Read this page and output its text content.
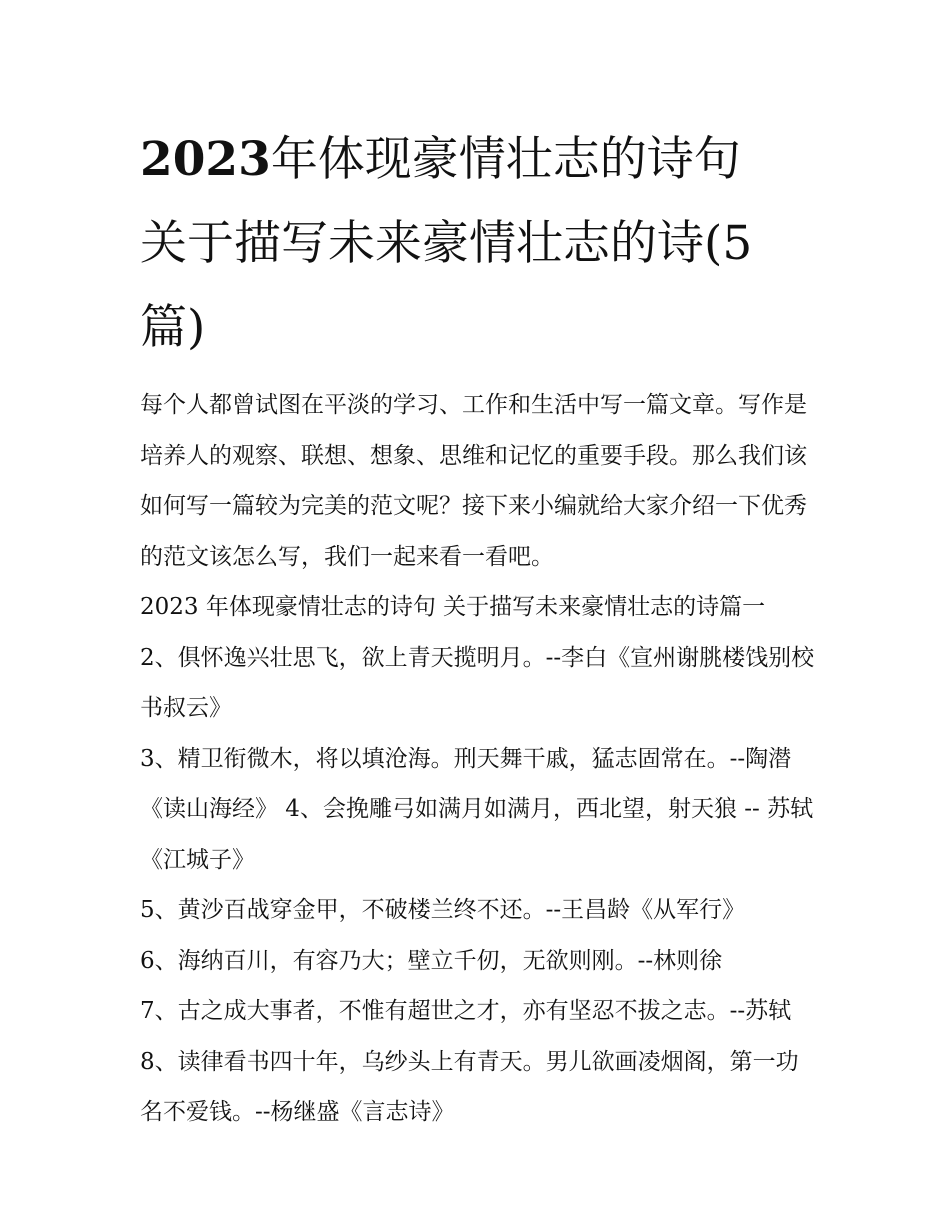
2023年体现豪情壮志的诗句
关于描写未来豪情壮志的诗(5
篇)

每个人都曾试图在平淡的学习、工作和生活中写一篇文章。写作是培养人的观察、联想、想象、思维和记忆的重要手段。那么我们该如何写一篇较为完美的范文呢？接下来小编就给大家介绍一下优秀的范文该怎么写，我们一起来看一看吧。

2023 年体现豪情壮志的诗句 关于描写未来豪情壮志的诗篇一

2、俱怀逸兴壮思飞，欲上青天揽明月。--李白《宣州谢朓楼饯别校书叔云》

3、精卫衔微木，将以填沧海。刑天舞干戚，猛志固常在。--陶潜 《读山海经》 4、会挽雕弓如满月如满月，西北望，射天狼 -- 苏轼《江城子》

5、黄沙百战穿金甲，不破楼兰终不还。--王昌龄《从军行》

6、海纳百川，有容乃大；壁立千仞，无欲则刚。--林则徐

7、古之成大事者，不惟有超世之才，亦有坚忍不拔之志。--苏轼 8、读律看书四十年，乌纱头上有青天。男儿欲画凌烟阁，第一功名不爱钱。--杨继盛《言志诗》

▶ STATED TASK:
Restate each entry word for word, please, but drop any images it holds.

▶ ANSWER TO THE TASK:
Read this page and output its text content.
2023年体现豪情壮志的诗句
关于描写未来豪情壮志的诗(5
篇)

每个人都曾试图在平淡的学习、工作和生活中写一篇文章。写作是培养人的观察、联想、想象、思维和记忆的重要手段。那么我们该如何写一篇较为完美的范文呢？接下来小编就给大家介绍一下优秀的范文该怎么写，我们一起来看一看吧。

2023 年体现豪情壮志的诗句 关于描写未来豪情壮志的诗篇一

2、俱怀逸兴壮思飞，欲上青天揽明月。--李白《宣州谢朓楼饯别校书叔云》

3、精卫衔微木，将以填沧海。刑天舞干戚，猛志固常在。--陶潜 《读山海经》 4、会挽雕弓如满月如满月，西北望，射天狼 -- 苏轼《江城子》

5、黄沙百战穿金甲，不破楼兰终不还。--王昌龄《从军行》

6、海纳百川，有容乃大；壁立千仞，无欲则刚。--林则徐

7、古之成大事者，不惟有超世之才，亦有坚忍不拔之志。--苏轼 8、读律看书四十年，乌纱头上有青天。男儿欲画凌烟阁，第一功名不爱钱。--杨继盛《言志诗》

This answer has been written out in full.